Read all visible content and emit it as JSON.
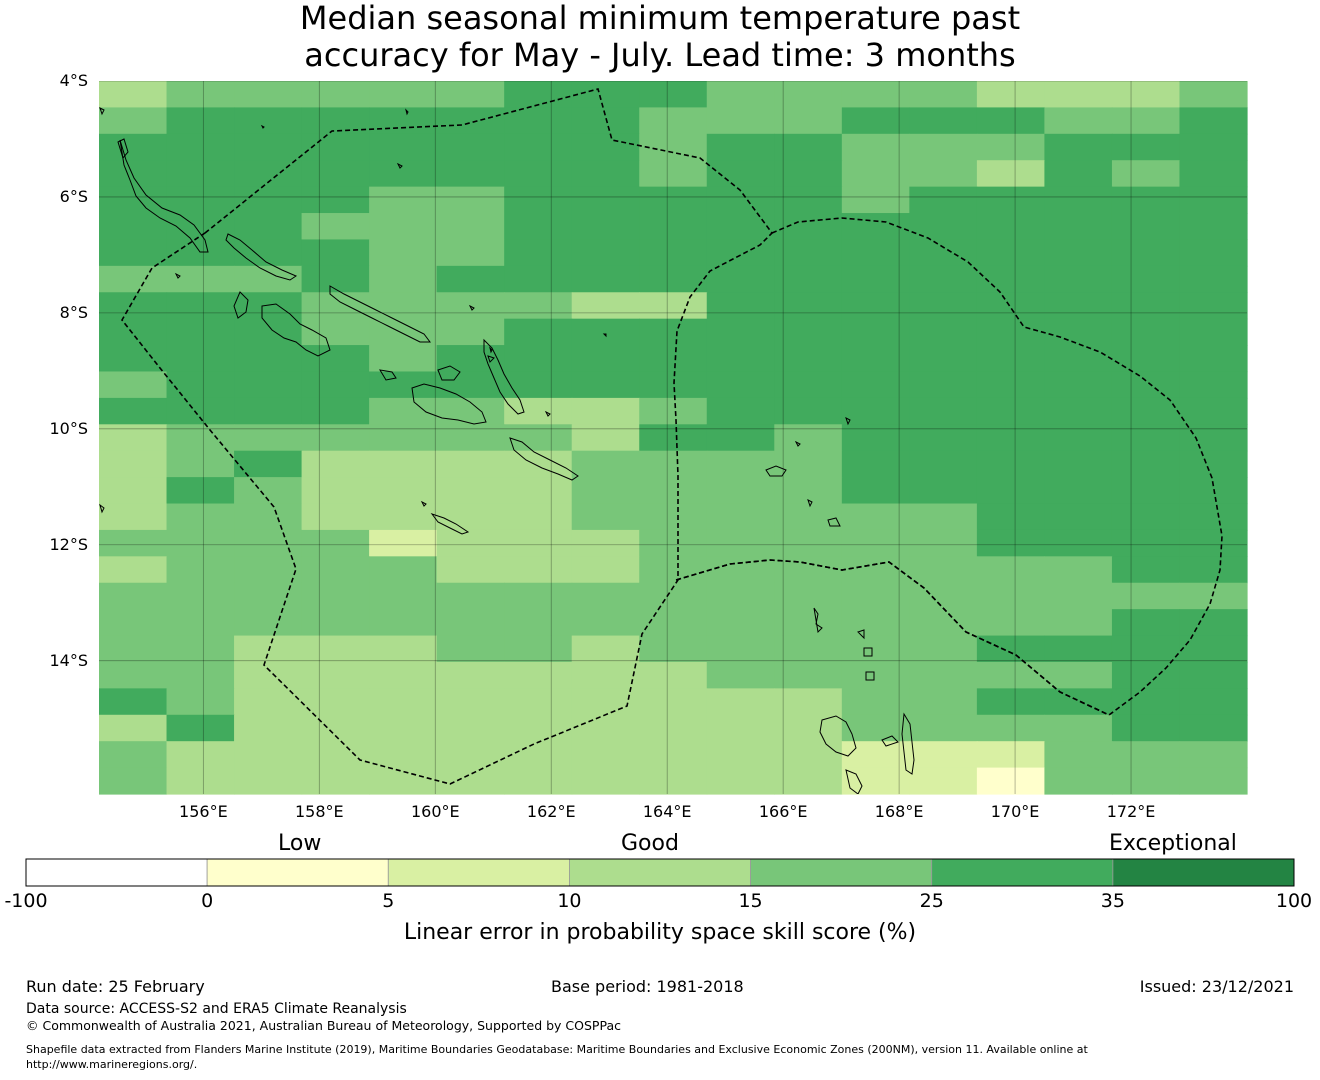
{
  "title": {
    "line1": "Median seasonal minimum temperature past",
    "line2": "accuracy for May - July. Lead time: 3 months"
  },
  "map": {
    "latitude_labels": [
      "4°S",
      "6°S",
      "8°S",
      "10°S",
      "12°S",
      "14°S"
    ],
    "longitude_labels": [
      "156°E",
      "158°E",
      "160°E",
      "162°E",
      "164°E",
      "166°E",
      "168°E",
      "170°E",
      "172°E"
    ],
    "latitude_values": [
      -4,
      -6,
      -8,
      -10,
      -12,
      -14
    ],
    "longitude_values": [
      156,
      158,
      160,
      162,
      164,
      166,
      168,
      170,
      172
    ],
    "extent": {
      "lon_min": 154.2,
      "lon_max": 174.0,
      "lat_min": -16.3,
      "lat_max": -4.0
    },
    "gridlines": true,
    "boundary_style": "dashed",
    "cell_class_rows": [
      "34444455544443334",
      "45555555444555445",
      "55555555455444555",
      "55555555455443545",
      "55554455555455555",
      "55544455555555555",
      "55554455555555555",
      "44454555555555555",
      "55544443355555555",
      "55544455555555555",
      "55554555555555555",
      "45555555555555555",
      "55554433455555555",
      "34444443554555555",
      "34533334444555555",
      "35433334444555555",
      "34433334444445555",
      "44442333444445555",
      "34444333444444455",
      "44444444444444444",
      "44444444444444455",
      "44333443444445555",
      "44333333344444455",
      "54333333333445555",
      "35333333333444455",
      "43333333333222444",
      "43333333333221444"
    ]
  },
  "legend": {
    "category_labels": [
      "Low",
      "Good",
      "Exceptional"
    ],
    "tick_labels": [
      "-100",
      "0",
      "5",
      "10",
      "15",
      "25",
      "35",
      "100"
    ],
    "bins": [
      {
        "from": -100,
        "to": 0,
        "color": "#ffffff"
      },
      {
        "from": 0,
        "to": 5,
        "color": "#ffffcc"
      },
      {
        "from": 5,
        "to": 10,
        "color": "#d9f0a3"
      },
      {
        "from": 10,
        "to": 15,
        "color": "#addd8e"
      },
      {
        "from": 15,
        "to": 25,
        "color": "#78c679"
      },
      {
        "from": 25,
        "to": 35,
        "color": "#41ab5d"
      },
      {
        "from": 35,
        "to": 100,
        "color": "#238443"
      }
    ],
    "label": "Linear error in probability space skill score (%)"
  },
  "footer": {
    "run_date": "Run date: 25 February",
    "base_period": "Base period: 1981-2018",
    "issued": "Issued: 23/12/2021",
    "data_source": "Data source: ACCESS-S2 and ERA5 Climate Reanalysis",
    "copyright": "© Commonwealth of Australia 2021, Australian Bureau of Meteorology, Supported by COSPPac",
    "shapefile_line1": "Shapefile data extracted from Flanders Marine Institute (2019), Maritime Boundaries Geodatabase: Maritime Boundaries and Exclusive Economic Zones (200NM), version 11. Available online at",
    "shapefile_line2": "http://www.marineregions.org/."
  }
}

Work to be completed:
Write out the records above exactly as they appear, leaving out any pictures.

Complete output:
Read all visible content and emit it as JSON.
{
  "title": {
    "line1": "Median seasonal minimum temperature past",
    "line2": "accuracy for May - July. Lead time: 3 months"
  },
  "map": {
    "latitude_labels": [
      "4°S",
      "6°S",
      "8°S",
      "10°S",
      "12°S",
      "14°S"
    ],
    "longitude_labels": [
      "156°E",
      "158°E",
      "160°E",
      "162°E",
      "164°E",
      "166°E",
      "168°E",
      "170°E",
      "172°E"
    ],
    "latitude_values": [
      -4,
      -6,
      -8,
      -10,
      -12,
      -14
    ],
    "longitude_values": [
      156,
      158,
      160,
      162,
      164,
      166,
      168,
      170,
      172
    ],
    "extent": {
      "lon_min": 154.2,
      "lon_max": 174.0,
      "lat_min": -16.3,
      "lat_max": -4.0
    },
    "gridlines": true,
    "boundary_style": "dashed",
    "cell_class_rows": [
      "34444455544443334",
      "45555555444555445",
      "55555555455444555",
      "55555555455443545",
      "55554455555455555",
      "55544455555555555",
      "55554455555555555",
      "44454555555555555",
      "55544443355555555",
      "55544455555555555",
      "55554555555555555",
      "45555555555555555",
      "55554433455555555",
      "34444443554555555",
      "34533334444555555",
      "35433334444555555",
      "34433334444445555",
      "44442333444445555",
      "34444333444444455",
      "44444444444444444",
      "44444444444444455",
      "44333443444445555",
      "44333333344444455",
      "54333333333445555",
      "35333333333444455",
      "43333333333222444",
      "43333333333221444"
    ]
  },
  "legend": {
    "category_labels": [
      "Low",
      "Good",
      "Exceptional"
    ],
    "tick_labels": [
      "-100",
      "0",
      "5",
      "10",
      "15",
      "25",
      "35",
      "100"
    ],
    "bins": [
      {
        "from": -100,
        "to": 0,
        "color": "#ffffff"
      },
      {
        "from": 0,
        "to": 5,
        "color": "#ffffcc"
      },
      {
        "from": 5,
        "to": 10,
        "color": "#d9f0a3"
      },
      {
        "from": 10,
        "to": 15,
        "color": "#addd8e"
      },
      {
        "from": 15,
        "to": 25,
        "color": "#78c679"
      },
      {
        "from": 25,
        "to": 35,
        "color": "#41ab5d"
      },
      {
        "from": 35,
        "to": 100,
        "color": "#238443"
      }
    ],
    "label": "Linear error in probability space skill score (%)"
  },
  "footer": {
    "run_date": "Run date: 25 February",
    "base_period": "Base period: 1981-2018",
    "issued": "Issued: 23/12/2021",
    "data_source": "Data source: ACCESS-S2 and ERA5 Climate Reanalysis",
    "copyright": "© Commonwealth of Australia 2021, Australian Bureau of Meteorology, Supported by COSPPac",
    "shapefile_line1": "Shapefile data extracted from Flanders Marine Institute (2019), Maritime Boundaries Geodatabase: Maritime Boundaries and Exclusive Economic Zones (200NM), version 11. Available online at",
    "shapefile_line2": "http://www.marineregions.org/."
  }
}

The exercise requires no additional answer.